EXERCISE REQUIREMENTS: Quote, verbatim, all material below, without pictures.

RECORDS FOR THIS TASK:
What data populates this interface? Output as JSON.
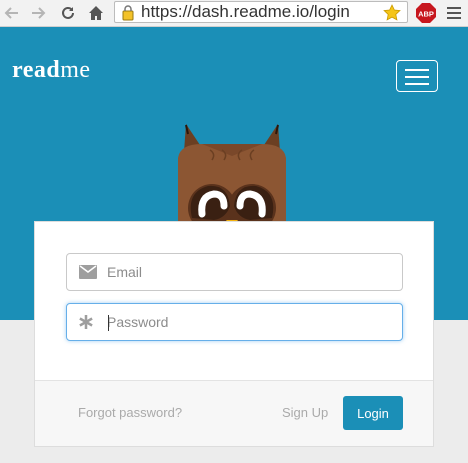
{
  "browser": {
    "url": "https://dash.readme.io/login",
    "adblock_label": "ABP"
  },
  "header": {
    "logo_bold": "read",
    "logo_light": "me",
    "background_color": "#1b8fb7"
  },
  "form": {
    "email_placeholder": "Email",
    "password_placeholder": "Password",
    "forgot_label": "Forgot password?",
    "signup_label": "Sign Up",
    "login_label": "Login",
    "accent_color": "#1b8fb7"
  }
}
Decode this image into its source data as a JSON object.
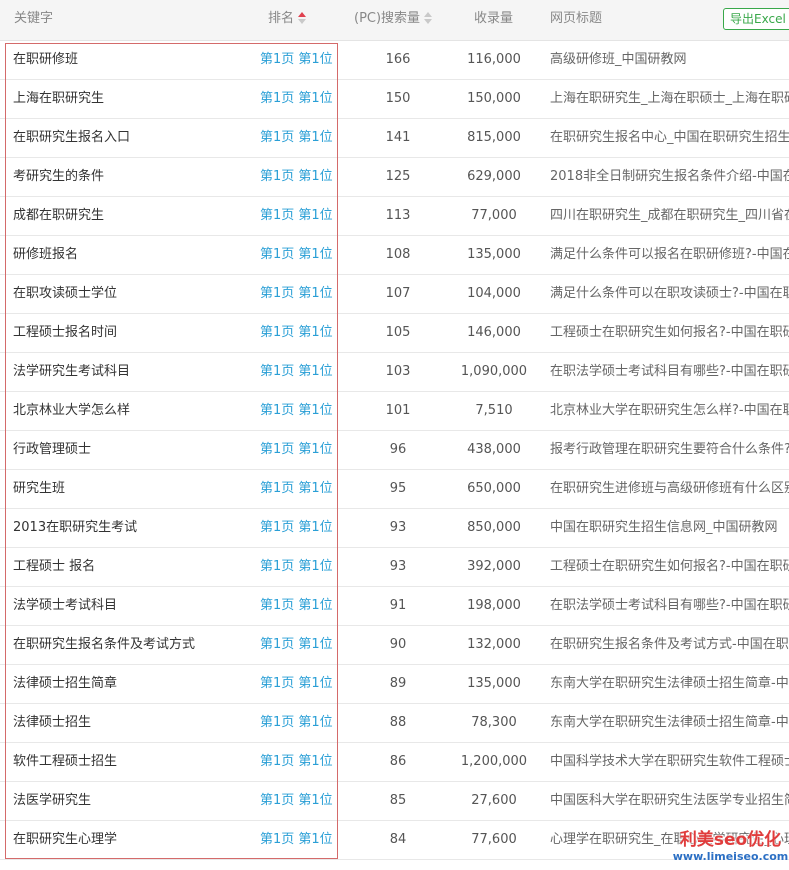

RESPONSE TO THE EXERCISE:
What data populates this interface? Output as JSON.
{
  "browser": {
    "url": "https://dash.readme.io/login",
    "adblock_label": "ABP"
  },
  "header": {
    "logo_bold": "read",
    "logo_light": "me",
    "background_color": "#1b8fb7"
  },
  "form": {
    "email_placeholder": "Email",
    "password_placeholder": "Password",
    "forgot_label": "Forgot password?",
    "signup_label": "Sign Up",
    "login_label": "Login",
    "accent_color": "#1b8fb7"
  }
}
Decode this image into its source data as a JSON object.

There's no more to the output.